Written problem -
Return all of the data exactly as given.

Information given -
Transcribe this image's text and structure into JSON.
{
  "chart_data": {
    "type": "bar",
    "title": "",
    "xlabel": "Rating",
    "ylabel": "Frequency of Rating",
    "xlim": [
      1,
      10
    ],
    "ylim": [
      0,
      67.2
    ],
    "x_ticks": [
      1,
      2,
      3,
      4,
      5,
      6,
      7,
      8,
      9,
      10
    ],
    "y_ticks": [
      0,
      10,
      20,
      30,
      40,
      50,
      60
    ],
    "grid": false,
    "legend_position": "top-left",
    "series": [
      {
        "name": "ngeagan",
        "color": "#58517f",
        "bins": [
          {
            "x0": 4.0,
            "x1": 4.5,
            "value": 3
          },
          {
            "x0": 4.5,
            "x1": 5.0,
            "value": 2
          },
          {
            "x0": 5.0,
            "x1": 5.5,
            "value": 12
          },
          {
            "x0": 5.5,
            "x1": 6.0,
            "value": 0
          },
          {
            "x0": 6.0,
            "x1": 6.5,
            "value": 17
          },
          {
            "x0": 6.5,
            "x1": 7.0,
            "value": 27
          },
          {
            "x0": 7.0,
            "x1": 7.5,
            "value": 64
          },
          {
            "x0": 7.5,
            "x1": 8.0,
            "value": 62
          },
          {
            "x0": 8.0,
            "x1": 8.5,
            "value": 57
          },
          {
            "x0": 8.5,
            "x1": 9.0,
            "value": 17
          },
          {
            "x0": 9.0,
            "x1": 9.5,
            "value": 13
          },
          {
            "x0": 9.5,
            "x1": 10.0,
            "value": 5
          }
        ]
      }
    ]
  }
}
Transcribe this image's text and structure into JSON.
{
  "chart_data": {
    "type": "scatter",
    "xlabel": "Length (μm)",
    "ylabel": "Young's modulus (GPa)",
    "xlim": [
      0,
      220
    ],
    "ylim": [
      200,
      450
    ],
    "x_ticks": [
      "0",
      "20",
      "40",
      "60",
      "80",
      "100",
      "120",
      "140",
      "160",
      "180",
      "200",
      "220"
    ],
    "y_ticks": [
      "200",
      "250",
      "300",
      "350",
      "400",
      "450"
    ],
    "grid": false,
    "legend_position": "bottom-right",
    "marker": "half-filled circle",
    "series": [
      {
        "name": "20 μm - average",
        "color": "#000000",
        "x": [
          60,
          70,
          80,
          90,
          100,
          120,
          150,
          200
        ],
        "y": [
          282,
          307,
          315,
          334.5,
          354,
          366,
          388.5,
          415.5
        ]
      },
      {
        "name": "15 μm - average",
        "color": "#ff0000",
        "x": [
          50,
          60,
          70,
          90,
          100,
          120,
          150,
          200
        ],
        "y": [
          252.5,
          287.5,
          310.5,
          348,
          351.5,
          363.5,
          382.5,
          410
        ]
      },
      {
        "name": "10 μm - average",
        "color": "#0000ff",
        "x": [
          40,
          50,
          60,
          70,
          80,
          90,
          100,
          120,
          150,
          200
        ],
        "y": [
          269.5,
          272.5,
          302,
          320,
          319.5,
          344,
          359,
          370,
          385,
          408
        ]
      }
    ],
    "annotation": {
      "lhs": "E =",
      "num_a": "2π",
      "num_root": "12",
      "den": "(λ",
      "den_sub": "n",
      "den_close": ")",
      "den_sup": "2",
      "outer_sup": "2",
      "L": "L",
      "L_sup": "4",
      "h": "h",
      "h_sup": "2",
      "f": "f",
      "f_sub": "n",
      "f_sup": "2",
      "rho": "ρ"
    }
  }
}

Solution -
Transcribe this image's text and structure into JSON.
{
  "chart_data": {
    "type": "bar",
    "title": "",
    "xlabel": "Rating",
    "ylabel": "Frequency of Rating",
    "xlim": [
      1,
      10
    ],
    "ylim": [
      0,
      67.2
    ],
    "x_ticks": [
      1,
      2,
      3,
      4,
      5,
      6,
      7,
      8,
      9,
      10
    ],
    "y_ticks": [
      0,
      10,
      20,
      30,
      40,
      50,
      60
    ],
    "grid": false,
    "legend_position": "top-left",
    "series": [
      {
        "name": "ngeagan",
        "color": "#58517f",
        "bins": [
          {
            "x0": 4.0,
            "x1": 4.5,
            "value": 3
          },
          {
            "x0": 4.5,
            "x1": 5.0,
            "value": 2
          },
          {
            "x0": 5.0,
            "x1": 5.5,
            "value": 12
          },
          {
            "x0": 5.5,
            "x1": 6.0,
            "value": 0
          },
          {
            "x0": 6.0,
            "x1": 6.5,
            "value": 17
          },
          {
            "x0": 6.5,
            "x1": 7.0,
            "value": 27
          },
          {
            "x0": 7.0,
            "x1": 7.5,
            "value": 64
          },
          {
            "x0": 7.5,
            "x1": 8.0,
            "value": 62
          },
          {
            "x0": 8.0,
            "x1": 8.5,
            "value": 57
          },
          {
            "x0": 8.5,
            "x1": 9.0,
            "value": 17
          },
          {
            "x0": 9.0,
            "x1": 9.5,
            "value": 13
          },
          {
            "x0": 9.5,
            "x1": 10.0,
            "value": 5
          }
        ]
      }
    ]
  }
}
Transcribe this image's text and structure into JSON.
{
  "chart_data": {
    "type": "scatter",
    "xlabel": "Length (μm)",
    "ylabel": "Young's modulus (GPa)",
    "xlim": [
      0,
      220
    ],
    "ylim": [
      200,
      450
    ],
    "x_ticks": [
      "0",
      "20",
      "40",
      "60",
      "80",
      "100",
      "120",
      "140",
      "160",
      "180",
      "200",
      "220"
    ],
    "y_ticks": [
      "200",
      "250",
      "300",
      "350",
      "400",
      "450"
    ],
    "grid": false,
    "legend_position": "bottom-right",
    "marker": "half-filled circle",
    "series": [
      {
        "name": "20 μm - average",
        "color": "#000000",
        "x": [
          60,
          70,
          80,
          90,
          100,
          120,
          150,
          200
        ],
        "y": [
          282,
          307,
          315,
          334.5,
          354,
          366,
          388.5,
          415.5
        ]
      },
      {
        "name": "15 μm - average",
        "color": "#ff0000",
        "x": [
          50,
          60,
          70,
          90,
          100,
          120,
          150,
          200
        ],
        "y": [
          252.5,
          287.5,
          310.5,
          348,
          351.5,
          363.5,
          382.5,
          410
        ]
      },
      {
        "name": "10 μm - average",
        "color": "#0000ff",
        "x": [
          40,
          50,
          60,
          70,
          80,
          90,
          100,
          120,
          150,
          200
        ],
        "y": [
          269.5,
          272.5,
          302,
          320,
          319.5,
          344,
          359,
          370,
          385,
          408
        ]
      }
    ],
    "annotation": {
      "lhs": "E =",
      "num_a": "2π",
      "num_root": "12",
      "den": "(λ",
      "den_sub": "n",
      "den_close": ")",
      "den_sup": "2",
      "outer_sup": "2",
      "L": "L",
      "L_sup": "4",
      "h": "h",
      "h_sup": "2",
      "f": "f",
      "f_sub": "n",
      "f_sup": "2",
      "rho": "ρ"
    }
  }
}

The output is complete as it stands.